| Exercise material |

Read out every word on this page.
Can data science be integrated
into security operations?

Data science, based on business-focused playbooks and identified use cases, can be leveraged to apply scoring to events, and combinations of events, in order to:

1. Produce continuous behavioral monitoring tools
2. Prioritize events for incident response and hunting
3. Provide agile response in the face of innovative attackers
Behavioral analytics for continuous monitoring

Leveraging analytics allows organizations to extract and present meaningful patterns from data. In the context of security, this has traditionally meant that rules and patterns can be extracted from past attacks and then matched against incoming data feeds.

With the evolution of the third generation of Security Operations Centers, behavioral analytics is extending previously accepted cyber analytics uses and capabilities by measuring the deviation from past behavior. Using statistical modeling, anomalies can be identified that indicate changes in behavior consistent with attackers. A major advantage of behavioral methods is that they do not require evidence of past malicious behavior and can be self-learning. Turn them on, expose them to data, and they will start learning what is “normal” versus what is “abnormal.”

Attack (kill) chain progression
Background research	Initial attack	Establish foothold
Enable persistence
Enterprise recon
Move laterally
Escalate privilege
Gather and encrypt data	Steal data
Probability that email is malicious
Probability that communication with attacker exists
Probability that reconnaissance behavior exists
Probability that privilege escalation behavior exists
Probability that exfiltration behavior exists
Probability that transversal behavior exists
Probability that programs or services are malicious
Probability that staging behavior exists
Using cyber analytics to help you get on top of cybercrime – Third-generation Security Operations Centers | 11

| Description of the task |
Print all of the entries exactly as they are written.

| Complete response |
Read out every word on this page.
Can data science be integrated
into security operations?

Data science, based on business-focused playbooks and identified use cases, can be leveraged to apply scoring to events, and combinations of events, in order to:

1. Produce continuous behavioral monitoring tools
2. Prioritize events for incident response and hunting
3. Provide agile response in the face of innovative attackers
Behavioral analytics for continuous monitoring

Leveraging analytics allows organizations to extract and present meaningful patterns from data. In the context of security, this has traditionally meant that rules and patterns can be extracted from past attacks and then matched against incoming data feeds.

With the evolution of the third generation of Security Operations Centers, behavioral analytics is extending previously accepted cyber analytics uses and capabilities by measuring the deviation from past behavior. Using statistical modeling, anomalies can be identified that indicate changes in behavior consistent with attackers. A major advantage of behavioral methods is that they do not require evidence of past malicious behavior and can be self-learning. Turn them on, expose them to data, and they will start learning what is “normal” versus what is “abnormal.”

Attack (kill) chain progression
Background research	Initial attack	Establish foothold
Enable persistence
Enterprise recon
Move laterally
Escalate privilege
Gather and encrypt data	Steal data
Probability that email is malicious
Probability that communication with attacker exists
Probability that reconnaissance behavior exists
Probability that privilege escalation behavior exists
Probability that exfiltration behavior exists
Probability that transversal behavior exists
Probability that programs or services are malicious
Probability that staging behavior exists
Using cyber analytics to help you get on top of cybercrime – Third-generation Security Operations Centers | 11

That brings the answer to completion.